■ **To be done**: All entries below are to be set down again, identical to the source.

Records about charts and figures:
################
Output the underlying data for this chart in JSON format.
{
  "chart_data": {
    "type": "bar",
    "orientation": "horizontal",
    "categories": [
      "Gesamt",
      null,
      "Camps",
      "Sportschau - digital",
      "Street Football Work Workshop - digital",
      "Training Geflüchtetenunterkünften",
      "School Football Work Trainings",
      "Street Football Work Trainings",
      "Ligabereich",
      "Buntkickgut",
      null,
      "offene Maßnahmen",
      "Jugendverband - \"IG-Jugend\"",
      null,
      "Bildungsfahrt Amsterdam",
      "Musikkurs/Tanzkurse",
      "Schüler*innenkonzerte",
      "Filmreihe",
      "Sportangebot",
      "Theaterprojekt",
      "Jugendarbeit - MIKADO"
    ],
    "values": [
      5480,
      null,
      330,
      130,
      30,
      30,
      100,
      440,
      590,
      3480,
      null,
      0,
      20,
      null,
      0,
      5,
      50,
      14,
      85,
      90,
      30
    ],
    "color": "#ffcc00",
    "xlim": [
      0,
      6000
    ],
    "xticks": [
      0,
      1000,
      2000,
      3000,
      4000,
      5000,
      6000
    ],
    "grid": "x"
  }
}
################
■ **Exercise solution**:
Output the underlying data for this chart in JSON format.
{
  "chart_data": {
    "type": "bar",
    "orientation": "horizontal",
    "categories": [
      "Gesamt",
      null,
      "Camps",
      "Sportschau - digital",
      "Street Football Work Workshop - digital",
      "Training Geflüchtetenunterkünften",
      "School Football Work Trainings",
      "Street Football Work Trainings",
      "Ligabereich",
      "Buntkickgut",
      null,
      "offene Maßnahmen",
      "Jugendverband - \"IG-Jugend\"",
      null,
      "Bildungsfahrt Amsterdam",
      "Musikkurs/Tanzkurse",
      "Schüler*innenkonzerte",
      "Filmreihe",
      "Sportangebot",
      "Theaterprojekt",
      "Jugendarbeit - MIKADO"
    ],
    "values": [
      5480,
      null,
      330,
      130,
      30,
      30,
      100,
      440,
      590,
      3480,
      null,
      0,
      20,
      null,
      0,
      5,
      50,
      14,
      85,
      90,
      30
    ],
    "color": "#ffcc00",
    "xlim": [
      0,
      6000
    ],
    "xticks": [
      0,
      1000,
      2000,
      3000,
      4000,
      5000,
      6000
    ],
    "grid": "x"
  }
}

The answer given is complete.